[Exercise directions]
Gather each line of the entries below that includes "पथदर".

[Data for this task]
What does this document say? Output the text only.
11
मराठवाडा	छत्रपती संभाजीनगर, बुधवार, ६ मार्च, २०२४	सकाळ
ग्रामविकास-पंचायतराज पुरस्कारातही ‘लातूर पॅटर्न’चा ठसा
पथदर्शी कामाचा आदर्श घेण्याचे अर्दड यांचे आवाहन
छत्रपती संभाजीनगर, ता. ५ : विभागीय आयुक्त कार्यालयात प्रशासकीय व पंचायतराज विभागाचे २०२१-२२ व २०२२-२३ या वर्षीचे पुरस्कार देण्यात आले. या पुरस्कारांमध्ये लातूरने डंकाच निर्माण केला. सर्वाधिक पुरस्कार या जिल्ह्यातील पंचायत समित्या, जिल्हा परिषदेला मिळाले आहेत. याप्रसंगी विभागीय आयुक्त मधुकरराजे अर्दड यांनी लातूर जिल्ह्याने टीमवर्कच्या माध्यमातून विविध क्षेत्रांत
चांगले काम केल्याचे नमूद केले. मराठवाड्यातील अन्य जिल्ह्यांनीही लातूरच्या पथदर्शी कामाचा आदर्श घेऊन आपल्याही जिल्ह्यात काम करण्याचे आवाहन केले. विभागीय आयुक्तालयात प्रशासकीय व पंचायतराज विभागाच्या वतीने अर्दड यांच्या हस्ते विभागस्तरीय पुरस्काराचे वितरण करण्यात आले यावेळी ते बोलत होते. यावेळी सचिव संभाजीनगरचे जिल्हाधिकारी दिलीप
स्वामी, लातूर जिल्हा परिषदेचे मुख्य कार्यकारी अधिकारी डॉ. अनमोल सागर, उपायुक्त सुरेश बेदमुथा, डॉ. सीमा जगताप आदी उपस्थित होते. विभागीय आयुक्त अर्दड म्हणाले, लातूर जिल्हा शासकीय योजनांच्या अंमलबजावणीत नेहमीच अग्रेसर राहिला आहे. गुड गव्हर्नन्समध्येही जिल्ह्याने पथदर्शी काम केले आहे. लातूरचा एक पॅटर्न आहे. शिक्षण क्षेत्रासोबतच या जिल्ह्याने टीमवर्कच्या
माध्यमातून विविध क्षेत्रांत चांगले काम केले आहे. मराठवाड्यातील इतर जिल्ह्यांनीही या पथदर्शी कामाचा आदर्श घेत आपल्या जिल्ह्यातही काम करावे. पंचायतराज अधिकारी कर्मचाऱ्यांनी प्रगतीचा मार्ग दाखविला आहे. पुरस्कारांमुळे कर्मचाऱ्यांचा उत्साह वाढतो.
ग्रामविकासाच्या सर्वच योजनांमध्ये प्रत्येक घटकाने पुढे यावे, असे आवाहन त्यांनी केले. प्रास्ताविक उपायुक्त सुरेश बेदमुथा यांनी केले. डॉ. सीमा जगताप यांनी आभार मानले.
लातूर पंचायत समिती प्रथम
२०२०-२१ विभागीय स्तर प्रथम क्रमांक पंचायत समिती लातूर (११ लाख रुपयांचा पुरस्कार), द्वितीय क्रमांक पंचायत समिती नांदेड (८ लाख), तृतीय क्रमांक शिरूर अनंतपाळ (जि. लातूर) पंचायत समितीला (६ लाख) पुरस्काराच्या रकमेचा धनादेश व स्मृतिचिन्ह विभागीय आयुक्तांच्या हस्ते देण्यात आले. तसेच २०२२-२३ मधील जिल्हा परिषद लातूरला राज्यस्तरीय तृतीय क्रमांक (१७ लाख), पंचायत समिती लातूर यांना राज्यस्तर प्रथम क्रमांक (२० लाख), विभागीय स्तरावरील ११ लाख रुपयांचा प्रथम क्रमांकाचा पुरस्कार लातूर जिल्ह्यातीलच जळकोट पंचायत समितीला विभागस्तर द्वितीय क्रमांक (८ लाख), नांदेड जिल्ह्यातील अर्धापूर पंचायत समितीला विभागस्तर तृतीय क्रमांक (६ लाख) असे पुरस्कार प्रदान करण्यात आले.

[Reply]
पथदर्शी कामाचा आदर्श घेण्याचे अर्दड यांचे आवाहन
चांगले काम केल्याचे नमूद केले. मराठवाड्यातील अन्य जिल्ह्यांनीही लातूरच्या पथदर्शी कामाचा आदर्श घेऊन आपल्याही जिल्ह्यात काम करण्याचे आवाहन केले. विभागीय आयुक्तालयात प्रशासकीय व पंचायतराज विभागाच्या वतीने अर्दड यांच्या हस्ते विभागस्तरीय पुरस्काराचे वितरण करण्यात आले यावेळी ते बोलत होते. यावेळी सचिव संभाजीनगरचे जिल्हाधिकारी दिलीप
स्वामी, लातूर जिल्हा परिषदेचे मुख्य कार्यकारी अधिकारी डॉ. अनमोल सागर, उपायुक्त सुरेश बेदमुथा, डॉ. सीमा जगताप आदी उपस्थित होते. विभागीय आयुक्त अर्दड म्हणाले, लातूर जिल्हा शासकीय योजनांच्या अंमलबजावणीत नेहमीच अग्रेसर राहिला आहे. गुड गव्हर्नन्समध्येही जिल्ह्याने पथदर्शी काम केले आहे. लातूरचा एक पॅटर्न आहे. शिक्षण क्षेत्रासोबतच या जिल्ह्याने टीमवर्कच्या
माध्यमातून विविध क्षेत्रांत चांगले काम केले आहे. मराठवाड्यातील इतर जिल्ह्यांनीही या पथदर्शी कामाचा आदर्श घेत आपल्या जिल्ह्यातही काम करावे. पंचायतराज अधिकारी कर्मचाऱ्यांनी प्रगतीचा मार्ग दाखविला आहे. पुरस्कारांमुळे कर्मचाऱ्यांचा उत्साह वाढतो.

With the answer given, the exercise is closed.